> **Task to carry out**
Output the entries below exactly as written, omitting pictures.

> **Extracted information**
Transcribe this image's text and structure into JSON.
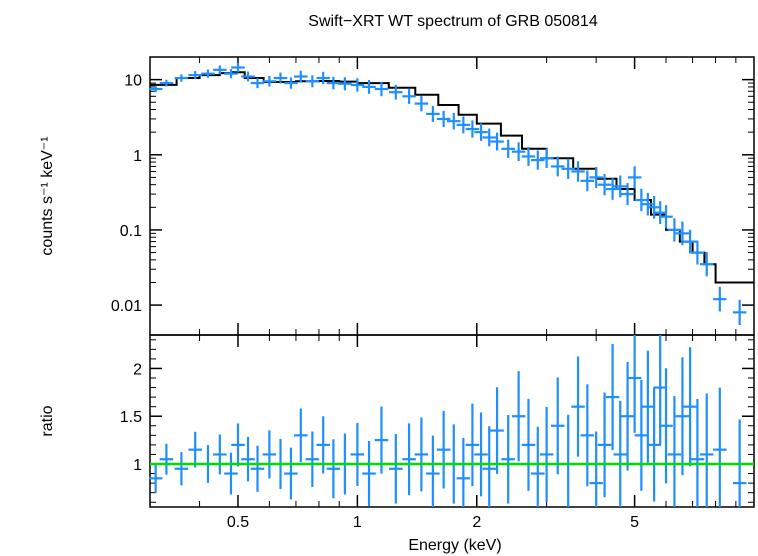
{
  "chart_data": [
    {
      "type": "scatter",
      "title": "Swift−XRT WT spectrum of GRB 050814",
      "xlabel": "",
      "ylabel": "counts s⁻¹ keV⁻¹",
      "xscale": "log",
      "yscale": "log",
      "xlim": [
        0.3,
        10
      ],
      "ylim": [
        0.004,
        20
      ],
      "x_ticks": [
        0.5,
        1,
        2,
        5
      ],
      "y_ticks": [
        {
          "value": 10,
          "label": "10"
        },
        {
          "value": 1,
          "label": "1"
        },
        {
          "value": 0.1,
          "label": "0.1"
        },
        {
          "value": 0.01,
          "label": "0.01"
        }
      ],
      "grid": false,
      "colors": {
        "data": "#1f8fff",
        "model": "#000000"
      },
      "series": [
        {
          "kind": "model-step",
          "x": [
            0.3,
            0.35,
            0.4,
            0.45,
            0.48,
            0.52,
            0.58,
            0.7,
            0.8,
            0.9,
            1.0,
            1.2,
            1.4,
            1.6,
            1.8,
            2.0,
            2.3,
            2.6,
            3.0,
            3.5,
            4.0,
            4.5,
            5.0,
            5.5,
            6.0,
            6.5,
            7.0,
            7.5,
            8.0,
            10.0
          ],
          "y": [
            8.5,
            10.5,
            11.5,
            12.2,
            12.5,
            10.5,
            9.3,
            9.5,
            9.6,
            9.4,
            9.0,
            7.8,
            6.3,
            4.6,
            3.4,
            2.6,
            1.8,
            1.2,
            0.9,
            0.65,
            0.48,
            0.35,
            0.25,
            0.16,
            0.1,
            0.07,
            0.05,
            0.035,
            0.02,
            0.012
          ]
        },
        {
          "kind": "data",
          "x": [
            0.31,
            0.33,
            0.36,
            0.39,
            0.42,
            0.45,
            0.48,
            0.5,
            0.53,
            0.56,
            0.6,
            0.64,
            0.68,
            0.72,
            0.77,
            0.82,
            0.87,
            0.93,
            1.0,
            1.07,
            1.15,
            1.25,
            1.35,
            1.45,
            1.55,
            1.65,
            1.75,
            1.85,
            1.95,
            2.05,
            2.15,
            2.25,
            2.4,
            2.55,
            2.7,
            2.85,
            3.0,
            3.2,
            3.4,
            3.6,
            3.8,
            4.0,
            4.2,
            4.4,
            4.6,
            4.8,
            5.0,
            5.2,
            5.4,
            5.6,
            5.8,
            6.0,
            6.3,
            6.6,
            6.9,
            7.2,
            7.6,
            8.2,
            9.2
          ],
          "y": [
            7.5,
            9.0,
            10.5,
            11.5,
            12.0,
            13.5,
            12.0,
            14.5,
            11.0,
            9.0,
            9.5,
            10.5,
            9.0,
            11.0,
            9.5,
            10.5,
            9.0,
            8.8,
            8.5,
            8.0,
            7.5,
            6.8,
            6.0,
            4.8,
            3.5,
            3.0,
            2.8,
            2.5,
            2.2,
            2.0,
            1.7,
            1.5,
            1.2,
            1.1,
            0.95,
            0.85,
            0.9,
            0.7,
            0.65,
            0.6,
            0.45,
            0.5,
            0.4,
            0.35,
            0.38,
            0.3,
            0.5,
            0.25,
            0.22,
            0.2,
            0.17,
            0.15,
            0.1,
            0.09,
            0.07,
            0.05,
            0.035,
            0.012,
            0.008
          ]
        }
      ]
    },
    {
      "type": "scatter",
      "title": "",
      "xlabel": "Energy (keV)",
      "ylabel": "ratio",
      "xscale": "log",
      "yscale": "linear",
      "xlim": [
        0.3,
        10
      ],
      "ylim": [
        0.55,
        2.35
      ],
      "x_ticks": [
        {
          "value": 0.5,
          "label": "0.5"
        },
        {
          "value": 1,
          "label": "1"
        },
        {
          "value": 2,
          "label": "2"
        },
        {
          "value": 5,
          "label": "5"
        }
      ],
      "y_ticks": [
        {
          "value": 1,
          "label": "1"
        },
        {
          "value": 1.5,
          "label": "1.5"
        },
        {
          "value": 2,
          "label": "2"
        }
      ],
      "reference_line": 1,
      "grid": false,
      "colors": {
        "data": "#1f8fff",
        "reference": "#00dd00"
      },
      "series": [
        {
          "kind": "data",
          "x": [
            0.31,
            0.33,
            0.36,
            0.39,
            0.42,
            0.45,
            0.48,
            0.5,
            0.53,
            0.56,
            0.6,
            0.64,
            0.68,
            0.72,
            0.77,
            0.82,
            0.87,
            0.93,
            1.0,
            1.07,
            1.15,
            1.25,
            1.35,
            1.45,
            1.55,
            1.65,
            1.75,
            1.85,
            1.95,
            2.05,
            2.15,
            2.25,
            2.4,
            2.55,
            2.7,
            2.85,
            3.0,
            3.2,
            3.4,
            3.6,
            3.8,
            4.0,
            4.2,
            4.4,
            4.6,
            4.8,
            5.0,
            5.2,
            5.4,
            5.6,
            5.8,
            6.0,
            6.3,
            6.6,
            6.9,
            7.2,
            7.6,
            8.2,
            9.2
          ],
          "y": [
            0.85,
            1.05,
            0.95,
            1.15,
            1.0,
            1.1,
            0.9,
            1.2,
            1.05,
            0.95,
            1.1,
            1.0,
            0.9,
            1.3,
            1.05,
            1.2,
            0.95,
            1.0,
            1.1,
            0.9,
            1.25,
            0.95,
            1.05,
            1.1,
            0.9,
            1.15,
            1.0,
            0.85,
            1.2,
            1.1,
            0.95,
            1.35,
            1.05,
            1.5,
            1.2,
            0.9,
            1.1,
            1.4,
            1.0,
            1.6,
            1.3,
            0.8,
            1.2,
            1.7,
            1.1,
            1.5,
            1.9,
            1.3,
            1.6,
            1.2,
            1.8,
            1.4,
            1.1,
            1.5,
            1.6,
            1.05,
            1.1,
            1.15,
            0.8
          ]
        }
      ]
    }
  ]
}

> **Expected output**
Transcribe this image's text and structure into JSON.
{
  "chart_data": [
    {
      "type": "scatter",
      "title": "Swift−XRT WT spectrum of GRB 050814",
      "xlabel": "",
      "ylabel": "counts s⁻¹ keV⁻¹",
      "xscale": "log",
      "yscale": "log",
      "xlim": [
        0.3,
        10
      ],
      "ylim": [
        0.004,
        20
      ],
      "x_ticks": [
        0.5,
        1,
        2,
        5
      ],
      "y_ticks": [
        {
          "value": 10,
          "label": "10"
        },
        {
          "value": 1,
          "label": "1"
        },
        {
          "value": 0.1,
          "label": "0.1"
        },
        {
          "value": 0.01,
          "label": "0.01"
        }
      ],
      "grid": false,
      "colors": {
        "data": "#1f8fff",
        "model": "#000000"
      },
      "series": [
        {
          "kind": "model-step",
          "x": [
            0.3,
            0.35,
            0.4,
            0.45,
            0.48,
            0.52,
            0.58,
            0.7,
            0.8,
            0.9,
            1.0,
            1.2,
            1.4,
            1.6,
            1.8,
            2.0,
            2.3,
            2.6,
            3.0,
            3.5,
            4.0,
            4.5,
            5.0,
            5.5,
            6.0,
            6.5,
            7.0,
            7.5,
            8.0,
            10.0
          ],
          "y": [
            8.5,
            10.5,
            11.5,
            12.2,
            12.5,
            10.5,
            9.3,
            9.5,
            9.6,
            9.4,
            9.0,
            7.8,
            6.3,
            4.6,
            3.4,
            2.6,
            1.8,
            1.2,
            0.9,
            0.65,
            0.48,
            0.35,
            0.25,
            0.16,
            0.1,
            0.07,
            0.05,
            0.035,
            0.02,
            0.012
          ]
        },
        {
          "kind": "data",
          "x": [
            0.31,
            0.33,
            0.36,
            0.39,
            0.42,
            0.45,
            0.48,
            0.5,
            0.53,
            0.56,
            0.6,
            0.64,
            0.68,
            0.72,
            0.77,
            0.82,
            0.87,
            0.93,
            1.0,
            1.07,
            1.15,
            1.25,
            1.35,
            1.45,
            1.55,
            1.65,
            1.75,
            1.85,
            1.95,
            2.05,
            2.15,
            2.25,
            2.4,
            2.55,
            2.7,
            2.85,
            3.0,
            3.2,
            3.4,
            3.6,
            3.8,
            4.0,
            4.2,
            4.4,
            4.6,
            4.8,
            5.0,
            5.2,
            5.4,
            5.6,
            5.8,
            6.0,
            6.3,
            6.6,
            6.9,
            7.2,
            7.6,
            8.2,
            9.2
          ],
          "y": [
            7.5,
            9.0,
            10.5,
            11.5,
            12.0,
            13.5,
            12.0,
            14.5,
            11.0,
            9.0,
            9.5,
            10.5,
            9.0,
            11.0,
            9.5,
            10.5,
            9.0,
            8.8,
            8.5,
            8.0,
            7.5,
            6.8,
            6.0,
            4.8,
            3.5,
            3.0,
            2.8,
            2.5,
            2.2,
            2.0,
            1.7,
            1.5,
            1.2,
            1.1,
            0.95,
            0.85,
            0.9,
            0.7,
            0.65,
            0.6,
            0.45,
            0.5,
            0.4,
            0.35,
            0.38,
            0.3,
            0.5,
            0.25,
            0.22,
            0.2,
            0.17,
            0.15,
            0.1,
            0.09,
            0.07,
            0.05,
            0.035,
            0.012,
            0.008
          ]
        }
      ]
    },
    {
      "type": "scatter",
      "title": "",
      "xlabel": "Energy (keV)",
      "ylabel": "ratio",
      "xscale": "log",
      "yscale": "linear",
      "xlim": [
        0.3,
        10
      ],
      "ylim": [
        0.55,
        2.35
      ],
      "x_ticks": [
        {
          "value": 0.5,
          "label": "0.5"
        },
        {
          "value": 1,
          "label": "1"
        },
        {
          "value": 2,
          "label": "2"
        },
        {
          "value": 5,
          "label": "5"
        }
      ],
      "y_ticks": [
        {
          "value": 1,
          "label": "1"
        },
        {
          "value": 1.5,
          "label": "1.5"
        },
        {
          "value": 2,
          "label": "2"
        }
      ],
      "reference_line": 1,
      "grid": false,
      "colors": {
        "data": "#1f8fff",
        "reference": "#00dd00"
      },
      "series": [
        {
          "kind": "data",
          "x": [
            0.31,
            0.33,
            0.36,
            0.39,
            0.42,
            0.45,
            0.48,
            0.5,
            0.53,
            0.56,
            0.6,
            0.64,
            0.68,
            0.72,
            0.77,
            0.82,
            0.87,
            0.93,
            1.0,
            1.07,
            1.15,
            1.25,
            1.35,
            1.45,
            1.55,
            1.65,
            1.75,
            1.85,
            1.95,
            2.05,
            2.15,
            2.25,
            2.4,
            2.55,
            2.7,
            2.85,
            3.0,
            3.2,
            3.4,
            3.6,
            3.8,
            4.0,
            4.2,
            4.4,
            4.6,
            4.8,
            5.0,
            5.2,
            5.4,
            5.6,
            5.8,
            6.0,
            6.3,
            6.6,
            6.9,
            7.2,
            7.6,
            8.2,
            9.2
          ],
          "y": [
            0.85,
            1.05,
            0.95,
            1.15,
            1.0,
            1.1,
            0.9,
            1.2,
            1.05,
            0.95,
            1.1,
            1.0,
            0.9,
            1.3,
            1.05,
            1.2,
            0.95,
            1.0,
            1.1,
            0.9,
            1.25,
            0.95,
            1.05,
            1.1,
            0.9,
            1.15,
            1.0,
            0.85,
            1.2,
            1.1,
            0.95,
            1.35,
            1.05,
            1.5,
            1.2,
            0.9,
            1.1,
            1.4,
            1.0,
            1.6,
            1.3,
            0.8,
            1.2,
            1.7,
            1.1,
            1.5,
            1.9,
            1.3,
            1.6,
            1.2,
            1.8,
            1.4,
            1.1,
            1.5,
            1.6,
            1.05,
            1.1,
            1.15,
            0.8
          ]
        }
      ]
    }
  ]
}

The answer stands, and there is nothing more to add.